Listed entries ::
###

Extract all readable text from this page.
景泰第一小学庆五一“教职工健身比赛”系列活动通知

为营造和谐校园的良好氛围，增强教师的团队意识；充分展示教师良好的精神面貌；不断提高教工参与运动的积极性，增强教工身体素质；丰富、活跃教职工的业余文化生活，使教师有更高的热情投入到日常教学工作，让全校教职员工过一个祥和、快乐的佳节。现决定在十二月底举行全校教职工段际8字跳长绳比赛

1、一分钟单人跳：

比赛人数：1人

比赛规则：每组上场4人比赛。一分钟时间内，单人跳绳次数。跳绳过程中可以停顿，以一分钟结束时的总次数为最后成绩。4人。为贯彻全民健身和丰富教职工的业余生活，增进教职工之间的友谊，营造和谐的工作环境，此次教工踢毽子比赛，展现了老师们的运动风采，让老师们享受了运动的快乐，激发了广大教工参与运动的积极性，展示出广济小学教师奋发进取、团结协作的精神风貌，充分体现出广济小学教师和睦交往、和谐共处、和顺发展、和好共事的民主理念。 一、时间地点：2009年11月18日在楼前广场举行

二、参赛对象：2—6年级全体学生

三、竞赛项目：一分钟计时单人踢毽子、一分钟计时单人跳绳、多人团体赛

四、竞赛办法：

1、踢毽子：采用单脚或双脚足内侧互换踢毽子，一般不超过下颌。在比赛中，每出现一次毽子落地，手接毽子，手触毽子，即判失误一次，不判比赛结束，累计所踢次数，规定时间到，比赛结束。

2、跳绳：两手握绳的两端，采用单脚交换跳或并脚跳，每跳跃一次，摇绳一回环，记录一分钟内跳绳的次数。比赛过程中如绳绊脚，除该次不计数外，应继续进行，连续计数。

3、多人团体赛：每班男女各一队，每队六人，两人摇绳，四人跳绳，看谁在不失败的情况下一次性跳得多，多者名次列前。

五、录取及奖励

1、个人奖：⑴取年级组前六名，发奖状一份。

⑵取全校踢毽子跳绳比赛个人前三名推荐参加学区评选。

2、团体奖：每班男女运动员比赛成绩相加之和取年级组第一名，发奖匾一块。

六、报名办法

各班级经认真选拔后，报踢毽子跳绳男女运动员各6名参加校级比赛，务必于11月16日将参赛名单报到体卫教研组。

###

Goal :: Reproduce every line of the listing above in which the string "多人团体赛" appears.

Output of the exercise ::
三、竞赛项目：一分钟计时单人踢毽子、一分钟计时单人跳绳、多人团体赛
3、多人团体赛：每班男女各一队，每队六人，两人摇绳，四人跳绳，看谁在不失败的情况下一次性跳得多，多者名次列前。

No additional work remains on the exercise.